%%

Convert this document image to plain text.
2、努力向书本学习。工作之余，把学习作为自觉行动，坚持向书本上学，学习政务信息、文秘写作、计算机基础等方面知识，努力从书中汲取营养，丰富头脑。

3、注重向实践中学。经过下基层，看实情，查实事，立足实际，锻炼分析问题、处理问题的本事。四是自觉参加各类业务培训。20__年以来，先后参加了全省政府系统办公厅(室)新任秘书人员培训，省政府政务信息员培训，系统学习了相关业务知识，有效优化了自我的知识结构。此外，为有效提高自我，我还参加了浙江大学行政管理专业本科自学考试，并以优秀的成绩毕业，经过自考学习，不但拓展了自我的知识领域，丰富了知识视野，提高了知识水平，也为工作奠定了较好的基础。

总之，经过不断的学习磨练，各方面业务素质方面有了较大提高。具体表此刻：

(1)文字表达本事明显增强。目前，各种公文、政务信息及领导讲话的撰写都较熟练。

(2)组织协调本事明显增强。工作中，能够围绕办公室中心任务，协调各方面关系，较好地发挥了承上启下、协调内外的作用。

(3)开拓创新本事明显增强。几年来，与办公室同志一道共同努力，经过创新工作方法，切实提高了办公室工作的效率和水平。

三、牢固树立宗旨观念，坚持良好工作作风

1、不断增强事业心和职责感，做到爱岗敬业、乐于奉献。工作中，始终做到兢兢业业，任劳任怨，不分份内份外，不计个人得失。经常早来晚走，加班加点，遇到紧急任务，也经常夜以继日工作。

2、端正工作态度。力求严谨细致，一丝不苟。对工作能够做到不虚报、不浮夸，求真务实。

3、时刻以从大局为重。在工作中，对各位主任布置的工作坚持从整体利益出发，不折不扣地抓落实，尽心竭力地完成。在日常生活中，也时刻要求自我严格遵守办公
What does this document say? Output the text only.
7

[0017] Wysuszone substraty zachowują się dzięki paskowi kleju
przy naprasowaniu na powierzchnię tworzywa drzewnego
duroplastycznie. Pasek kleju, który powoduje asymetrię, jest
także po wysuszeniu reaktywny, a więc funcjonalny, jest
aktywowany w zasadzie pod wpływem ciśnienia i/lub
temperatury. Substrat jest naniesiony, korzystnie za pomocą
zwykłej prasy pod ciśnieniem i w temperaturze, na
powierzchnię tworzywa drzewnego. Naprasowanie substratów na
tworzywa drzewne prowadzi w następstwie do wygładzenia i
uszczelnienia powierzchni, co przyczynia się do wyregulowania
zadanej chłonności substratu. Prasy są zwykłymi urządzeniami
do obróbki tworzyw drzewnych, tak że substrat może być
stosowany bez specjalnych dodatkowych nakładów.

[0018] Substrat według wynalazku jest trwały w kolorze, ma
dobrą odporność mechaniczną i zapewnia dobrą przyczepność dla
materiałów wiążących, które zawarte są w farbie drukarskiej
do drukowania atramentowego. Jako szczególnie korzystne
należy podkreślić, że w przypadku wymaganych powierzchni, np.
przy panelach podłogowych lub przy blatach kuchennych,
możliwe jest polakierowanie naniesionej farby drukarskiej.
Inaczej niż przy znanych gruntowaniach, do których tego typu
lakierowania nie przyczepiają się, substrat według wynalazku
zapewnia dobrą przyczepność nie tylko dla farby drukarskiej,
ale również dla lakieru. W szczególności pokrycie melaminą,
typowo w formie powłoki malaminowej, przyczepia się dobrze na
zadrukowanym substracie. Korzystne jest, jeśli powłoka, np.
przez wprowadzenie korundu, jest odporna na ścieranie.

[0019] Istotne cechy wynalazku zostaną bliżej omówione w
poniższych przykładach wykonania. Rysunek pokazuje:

%%

§ **Your goal**: Gather from the entries above all lines that include the string "powierzchnię".

§ **Answer for the task**:
przy naprasowaniu na powierzchnię tworzywa drzewnego
powierzchnię tworzywa drzewnego. Naprasowanie substratów na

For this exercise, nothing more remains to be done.